PAGE EXCERPT
┌────────

CLFT_video_final_compressed.mp4
CLFT: Camera-LiDAR Fusion Transformer for Semantic Segmentation in Autonomous Driving, IEEE Transactions on Intelligent Vehicles, 2024
- [02-01-2025] The training paths of CLFT and CLFCN are all available for downloading. Three paths for CLFCN corresponding to rgb, lidar, and cross-fusion modalities. Five paths for CLFT corresponding to base-fusion, large-fusion, hybrid-rgb, hybrid-lidar, and hybrid-fusion. All paths trained at TalTech HPC in the environment specified below.
- [30-09-2024] The train.py and test.py scripts are available. The models trained for paper's experiments are available for downloading.
- [25-09-2024] The author finally finished his PhD thesis work and start to maintain the repo. The visual_run.py script is available. The waymo dataset used for the experiments in paper is available for downloading.
- [16/04/2024] Please note that this repository is still under maintenance. Author is focusing on his PhD thesis at the moment and will clean up code and optimize README gradually. You can write to [email protected] for details.
Critical research about camera-and-LiDAR-based semantic object segmentation for autonomous driving significantly benefited from the recent development of deep learning. Specifically, the vision transformer is the novel ground-breaker that successfully brought the multi-head-attention mechanism to computer vision applications. Therefore, we propose a vision-transformer-based network to carry out camera-LiDAR fusion for semantic segmentation applied to autonomous driving. Our proposal uses the novel progressive-assemble strategy of vision transformers on a double-direction network and then integrates the results in a cross-fusion strategy over the transformer decoder layers. Unlike other works in the literature, our camera-LiDAR fusion transformers have been evaluated in challenging conditions like rain and low illumination, showing robust performance. The paper reports the segmentation results over the vehicle and human classes in different modalities: camera-only, LiDAR-only, and camera-LiDAR fusion. We perform coherent controlled benchmark experiments of the camera-LiDAR fusion transformer (CLFT) against other networks that are also designed for semantic segmentation. The experiments aim to evaluate the performance of CLFT independently from two perspectives: multimodal sensor fusion and backbone architectures. The quantitative assessments show our CLFT networks yield an improvement of up to 10% for challenging dark-wet conditions when comparing with Fully-Convolutional-Neural-Network-based (FCN) camera-LiDAR fusion neural network. Contrasting to the network with transformer backbone but using single modality input, the all-around improvement is 5-10%. Our full code is available online for an interactive demonstration and application.

└────────

SHORT PROBLEM A
In the CLFT page excerpt, how much improvement do the CLFT networks show in challenging dark-wet conditions compared with the FCN-based camera-LiDAR fusion network?

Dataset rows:
┌────────

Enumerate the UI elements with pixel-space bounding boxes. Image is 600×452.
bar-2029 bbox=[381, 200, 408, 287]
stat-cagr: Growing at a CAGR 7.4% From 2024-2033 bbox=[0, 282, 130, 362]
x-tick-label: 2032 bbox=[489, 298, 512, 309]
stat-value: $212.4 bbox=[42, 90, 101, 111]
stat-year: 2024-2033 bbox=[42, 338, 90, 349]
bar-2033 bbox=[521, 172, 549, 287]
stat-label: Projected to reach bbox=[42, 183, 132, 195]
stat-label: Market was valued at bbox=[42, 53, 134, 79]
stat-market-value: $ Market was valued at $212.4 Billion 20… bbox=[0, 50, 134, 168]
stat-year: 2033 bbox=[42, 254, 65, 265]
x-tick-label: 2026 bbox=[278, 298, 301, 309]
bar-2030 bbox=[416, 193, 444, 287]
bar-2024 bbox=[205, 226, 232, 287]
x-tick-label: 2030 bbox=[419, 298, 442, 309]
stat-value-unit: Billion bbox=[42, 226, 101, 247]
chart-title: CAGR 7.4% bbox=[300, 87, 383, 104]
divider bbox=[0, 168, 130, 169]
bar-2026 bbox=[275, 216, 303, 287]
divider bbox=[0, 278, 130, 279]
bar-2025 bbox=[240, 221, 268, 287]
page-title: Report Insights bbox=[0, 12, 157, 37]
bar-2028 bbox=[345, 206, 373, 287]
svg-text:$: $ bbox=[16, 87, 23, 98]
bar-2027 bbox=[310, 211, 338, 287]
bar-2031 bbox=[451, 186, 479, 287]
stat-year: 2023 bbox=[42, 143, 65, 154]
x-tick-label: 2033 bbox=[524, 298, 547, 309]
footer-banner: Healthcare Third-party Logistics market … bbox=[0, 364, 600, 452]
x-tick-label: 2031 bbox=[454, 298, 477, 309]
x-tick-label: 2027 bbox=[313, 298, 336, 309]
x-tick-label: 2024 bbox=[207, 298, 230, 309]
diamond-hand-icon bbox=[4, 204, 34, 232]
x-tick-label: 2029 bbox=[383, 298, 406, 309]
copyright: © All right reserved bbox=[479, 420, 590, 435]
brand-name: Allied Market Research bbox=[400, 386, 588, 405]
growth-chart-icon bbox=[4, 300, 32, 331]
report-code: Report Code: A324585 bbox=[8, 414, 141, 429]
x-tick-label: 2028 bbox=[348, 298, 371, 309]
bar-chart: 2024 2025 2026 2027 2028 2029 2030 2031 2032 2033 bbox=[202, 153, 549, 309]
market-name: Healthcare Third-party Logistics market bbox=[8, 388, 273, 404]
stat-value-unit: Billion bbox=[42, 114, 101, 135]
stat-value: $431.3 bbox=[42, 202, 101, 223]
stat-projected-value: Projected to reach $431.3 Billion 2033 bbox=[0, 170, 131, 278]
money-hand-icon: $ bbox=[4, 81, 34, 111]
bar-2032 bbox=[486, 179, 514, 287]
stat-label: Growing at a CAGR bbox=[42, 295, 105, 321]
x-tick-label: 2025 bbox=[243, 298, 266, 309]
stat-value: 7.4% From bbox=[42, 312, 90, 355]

└────────
┌────────

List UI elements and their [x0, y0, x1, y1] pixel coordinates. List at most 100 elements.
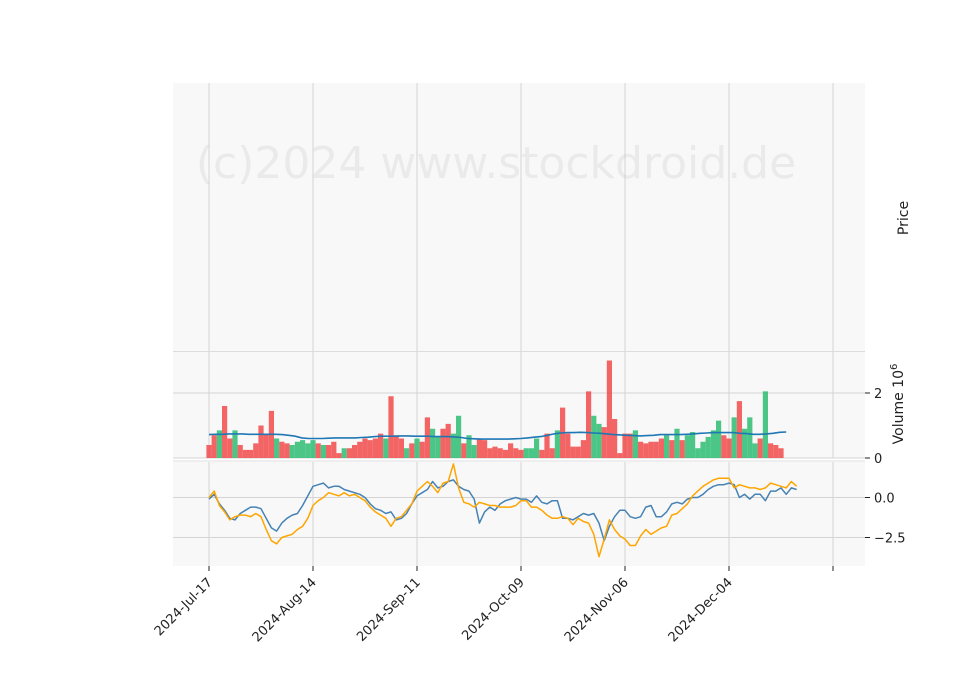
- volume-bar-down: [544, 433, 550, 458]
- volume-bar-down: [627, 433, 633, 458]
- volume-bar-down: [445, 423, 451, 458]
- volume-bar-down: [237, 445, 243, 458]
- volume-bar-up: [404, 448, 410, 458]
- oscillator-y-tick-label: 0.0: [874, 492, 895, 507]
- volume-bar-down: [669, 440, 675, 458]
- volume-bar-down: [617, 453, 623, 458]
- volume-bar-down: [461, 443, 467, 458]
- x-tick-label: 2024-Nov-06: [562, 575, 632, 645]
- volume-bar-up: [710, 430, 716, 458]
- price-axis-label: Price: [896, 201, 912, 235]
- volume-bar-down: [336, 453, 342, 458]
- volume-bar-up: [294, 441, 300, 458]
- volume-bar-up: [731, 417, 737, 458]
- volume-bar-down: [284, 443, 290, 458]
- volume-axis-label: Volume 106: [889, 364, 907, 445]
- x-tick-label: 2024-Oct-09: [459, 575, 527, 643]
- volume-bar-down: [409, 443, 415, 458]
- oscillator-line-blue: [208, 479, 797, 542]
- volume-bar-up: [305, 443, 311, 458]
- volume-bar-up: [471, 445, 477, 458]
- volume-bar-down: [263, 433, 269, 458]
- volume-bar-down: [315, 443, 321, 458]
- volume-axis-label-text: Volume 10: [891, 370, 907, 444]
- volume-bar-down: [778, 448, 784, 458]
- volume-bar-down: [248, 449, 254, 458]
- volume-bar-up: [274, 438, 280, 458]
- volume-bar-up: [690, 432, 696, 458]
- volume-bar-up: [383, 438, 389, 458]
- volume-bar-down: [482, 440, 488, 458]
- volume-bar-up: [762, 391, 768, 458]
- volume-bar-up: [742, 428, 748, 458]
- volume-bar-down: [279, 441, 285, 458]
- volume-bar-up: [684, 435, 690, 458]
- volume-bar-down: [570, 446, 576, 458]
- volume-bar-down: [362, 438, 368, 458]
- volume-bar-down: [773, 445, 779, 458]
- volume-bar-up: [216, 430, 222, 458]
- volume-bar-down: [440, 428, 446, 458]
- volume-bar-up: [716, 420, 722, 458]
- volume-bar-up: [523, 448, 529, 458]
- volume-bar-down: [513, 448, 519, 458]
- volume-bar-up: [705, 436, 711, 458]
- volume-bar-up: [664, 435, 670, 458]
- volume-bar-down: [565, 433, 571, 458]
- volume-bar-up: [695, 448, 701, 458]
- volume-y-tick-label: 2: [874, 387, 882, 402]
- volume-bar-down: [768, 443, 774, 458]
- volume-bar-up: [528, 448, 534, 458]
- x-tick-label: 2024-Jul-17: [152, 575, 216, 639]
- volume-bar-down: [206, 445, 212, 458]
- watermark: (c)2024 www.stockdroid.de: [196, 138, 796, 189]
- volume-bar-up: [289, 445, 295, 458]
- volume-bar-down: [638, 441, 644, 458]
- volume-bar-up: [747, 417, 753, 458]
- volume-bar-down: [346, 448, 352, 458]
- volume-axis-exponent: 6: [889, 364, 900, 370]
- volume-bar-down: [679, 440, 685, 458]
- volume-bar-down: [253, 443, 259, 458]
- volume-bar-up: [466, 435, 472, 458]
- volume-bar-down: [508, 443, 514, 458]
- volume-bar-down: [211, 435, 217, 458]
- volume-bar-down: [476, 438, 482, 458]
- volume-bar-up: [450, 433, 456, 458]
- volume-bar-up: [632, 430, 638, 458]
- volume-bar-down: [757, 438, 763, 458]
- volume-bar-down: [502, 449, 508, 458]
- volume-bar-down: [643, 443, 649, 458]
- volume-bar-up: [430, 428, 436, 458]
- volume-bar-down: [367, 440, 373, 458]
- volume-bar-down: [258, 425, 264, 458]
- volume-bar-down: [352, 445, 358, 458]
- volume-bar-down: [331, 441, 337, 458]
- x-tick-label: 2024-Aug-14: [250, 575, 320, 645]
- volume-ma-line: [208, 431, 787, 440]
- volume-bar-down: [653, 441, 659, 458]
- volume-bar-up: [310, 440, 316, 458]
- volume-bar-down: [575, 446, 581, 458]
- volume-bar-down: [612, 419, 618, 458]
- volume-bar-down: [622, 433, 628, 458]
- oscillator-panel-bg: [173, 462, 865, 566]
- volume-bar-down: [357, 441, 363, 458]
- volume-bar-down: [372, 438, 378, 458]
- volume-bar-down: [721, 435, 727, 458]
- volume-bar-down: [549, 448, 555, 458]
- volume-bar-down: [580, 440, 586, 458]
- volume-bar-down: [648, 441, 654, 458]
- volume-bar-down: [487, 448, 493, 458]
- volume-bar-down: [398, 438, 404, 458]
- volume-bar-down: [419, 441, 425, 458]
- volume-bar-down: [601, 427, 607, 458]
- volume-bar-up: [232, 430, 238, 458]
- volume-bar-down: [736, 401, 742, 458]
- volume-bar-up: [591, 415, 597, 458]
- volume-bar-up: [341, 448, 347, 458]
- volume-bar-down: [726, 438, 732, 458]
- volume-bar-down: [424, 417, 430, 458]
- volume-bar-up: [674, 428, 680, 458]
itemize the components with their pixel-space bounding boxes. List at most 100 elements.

└────────
┌────────

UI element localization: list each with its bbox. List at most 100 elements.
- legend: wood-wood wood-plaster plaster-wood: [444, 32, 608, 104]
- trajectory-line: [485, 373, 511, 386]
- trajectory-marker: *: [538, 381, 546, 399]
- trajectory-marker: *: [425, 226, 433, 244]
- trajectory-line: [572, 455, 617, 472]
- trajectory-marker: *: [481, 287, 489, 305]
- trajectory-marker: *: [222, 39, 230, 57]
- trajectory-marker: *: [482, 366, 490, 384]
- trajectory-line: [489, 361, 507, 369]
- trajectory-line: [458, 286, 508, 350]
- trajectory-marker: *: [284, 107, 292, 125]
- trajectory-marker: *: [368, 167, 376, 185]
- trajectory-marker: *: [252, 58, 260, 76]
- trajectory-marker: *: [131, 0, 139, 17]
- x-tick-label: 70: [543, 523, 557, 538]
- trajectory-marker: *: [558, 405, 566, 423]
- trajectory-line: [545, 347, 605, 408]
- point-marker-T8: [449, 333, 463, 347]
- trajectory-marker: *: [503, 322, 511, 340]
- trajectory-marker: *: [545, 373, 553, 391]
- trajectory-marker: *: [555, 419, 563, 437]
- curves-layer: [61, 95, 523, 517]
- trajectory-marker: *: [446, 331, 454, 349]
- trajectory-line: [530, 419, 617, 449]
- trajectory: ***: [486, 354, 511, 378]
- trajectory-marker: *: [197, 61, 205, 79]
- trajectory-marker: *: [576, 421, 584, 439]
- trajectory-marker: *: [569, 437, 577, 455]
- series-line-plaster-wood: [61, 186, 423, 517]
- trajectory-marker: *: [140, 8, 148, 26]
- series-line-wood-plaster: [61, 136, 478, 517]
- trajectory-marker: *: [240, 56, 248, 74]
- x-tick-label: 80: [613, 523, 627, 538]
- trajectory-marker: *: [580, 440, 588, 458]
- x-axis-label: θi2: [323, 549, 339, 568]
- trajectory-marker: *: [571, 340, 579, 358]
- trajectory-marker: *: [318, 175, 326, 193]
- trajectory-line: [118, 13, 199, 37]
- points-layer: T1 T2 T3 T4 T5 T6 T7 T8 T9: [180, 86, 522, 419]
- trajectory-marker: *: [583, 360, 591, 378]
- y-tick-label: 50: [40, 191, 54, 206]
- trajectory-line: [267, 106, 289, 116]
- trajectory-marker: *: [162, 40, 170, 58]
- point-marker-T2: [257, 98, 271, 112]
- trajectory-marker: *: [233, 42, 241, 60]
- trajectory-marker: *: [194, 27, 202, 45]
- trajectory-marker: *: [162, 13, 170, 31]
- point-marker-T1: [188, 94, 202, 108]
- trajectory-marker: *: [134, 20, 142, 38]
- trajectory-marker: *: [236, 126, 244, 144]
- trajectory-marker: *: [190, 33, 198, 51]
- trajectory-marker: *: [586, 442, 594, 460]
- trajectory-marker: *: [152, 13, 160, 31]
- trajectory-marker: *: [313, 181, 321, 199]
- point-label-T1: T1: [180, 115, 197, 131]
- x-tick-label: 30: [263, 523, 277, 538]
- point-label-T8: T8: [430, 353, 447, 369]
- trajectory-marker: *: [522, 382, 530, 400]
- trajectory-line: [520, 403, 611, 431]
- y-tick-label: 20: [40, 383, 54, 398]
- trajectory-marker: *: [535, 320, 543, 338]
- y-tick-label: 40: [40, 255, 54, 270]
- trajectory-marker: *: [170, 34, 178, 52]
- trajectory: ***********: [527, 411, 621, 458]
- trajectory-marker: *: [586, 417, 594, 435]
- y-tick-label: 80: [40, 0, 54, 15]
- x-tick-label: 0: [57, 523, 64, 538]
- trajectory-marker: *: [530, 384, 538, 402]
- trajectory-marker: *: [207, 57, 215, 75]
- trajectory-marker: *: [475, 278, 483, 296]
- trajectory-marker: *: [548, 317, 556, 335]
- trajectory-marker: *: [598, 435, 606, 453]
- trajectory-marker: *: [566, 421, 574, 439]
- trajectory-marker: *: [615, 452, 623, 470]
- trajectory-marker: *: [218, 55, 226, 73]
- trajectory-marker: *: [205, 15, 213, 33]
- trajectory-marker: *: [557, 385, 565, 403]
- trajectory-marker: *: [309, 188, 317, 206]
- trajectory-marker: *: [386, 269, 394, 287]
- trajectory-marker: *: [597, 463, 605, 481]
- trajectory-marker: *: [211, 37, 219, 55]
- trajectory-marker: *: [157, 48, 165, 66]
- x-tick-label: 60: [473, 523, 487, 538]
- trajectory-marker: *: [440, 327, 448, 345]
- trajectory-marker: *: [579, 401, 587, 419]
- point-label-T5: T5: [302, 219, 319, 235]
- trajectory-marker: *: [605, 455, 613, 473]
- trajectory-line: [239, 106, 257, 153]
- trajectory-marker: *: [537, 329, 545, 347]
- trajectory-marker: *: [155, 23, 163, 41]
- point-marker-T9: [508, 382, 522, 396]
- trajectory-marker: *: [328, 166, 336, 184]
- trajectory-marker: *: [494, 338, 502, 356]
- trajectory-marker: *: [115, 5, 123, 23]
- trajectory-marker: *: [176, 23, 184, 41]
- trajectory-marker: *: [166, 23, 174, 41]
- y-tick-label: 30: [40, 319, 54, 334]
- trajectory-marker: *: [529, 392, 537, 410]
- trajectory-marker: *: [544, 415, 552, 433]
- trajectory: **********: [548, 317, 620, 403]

└────────

SHORT PROBLEM B
From the dataset rows, quote the stretch of entries from the line containing "UI element localization: list" through the line containing "- trajectory-marker: *: [240, 56, 248, 74]".

COMPLETE OUTPUT A
Up to 10%.

COMPLETE OUTPUT B
UI element localization: list each with its bbox. List at most 100 elements.
- legend: wood-wood wood-plaster plaster-wood: [444, 32, 608, 104]
- trajectory-line: [485, 373, 511, 386]
- trajectory-marker: *: [538, 381, 546, 399]
- trajectory-marker: *: [425, 226, 433, 244]
- trajectory-line: [572, 455, 617, 472]
- trajectory-marker: *: [481, 287, 489, 305]
- trajectory-marker: *: [222, 39, 230, 57]
- trajectory-marker: *: [482, 366, 490, 384]
- trajectory-line: [489, 361, 507, 369]
- trajectory-line: [458, 286, 508, 350]
- trajectory-marker: *: [284, 107, 292, 125]
- trajectory-marker: *: [368, 167, 376, 185]
- trajectory-marker: *: [252, 58, 260, 76]
- trajectory-marker: *: [131, 0, 139, 17]
- x-tick-label: 70: [543, 523, 557, 538]
- trajectory-marker: *: [558, 405, 566, 423]
- trajectory-line: [545, 347, 605, 408]
- point-marker-T8: [449, 333, 463, 347]
- trajectory-marker: *: [503, 322, 511, 340]
- trajectory-marker: *: [545, 373, 553, 391]
- trajectory-marker: *: [555, 419, 563, 437]
- curves-layer: [61, 95, 523, 517]
- trajectory-marker: *: [446, 331, 454, 349]
- trajectory-line: [530, 419, 617, 449]
- trajectory: ***: [486, 354, 511, 378]
- trajectory-marker: *: [197, 61, 205, 79]
- trajectory-marker: *: [576, 421, 584, 439]
- trajectory-marker: *: [569, 437, 577, 455]
- series-line-plaster-wood: [61, 186, 423, 517]
- trajectory-marker: *: [140, 8, 148, 26]
- series-line-wood-plaster: [61, 136, 478, 517]
- trajectory-marker: *: [240, 56, 248, 74]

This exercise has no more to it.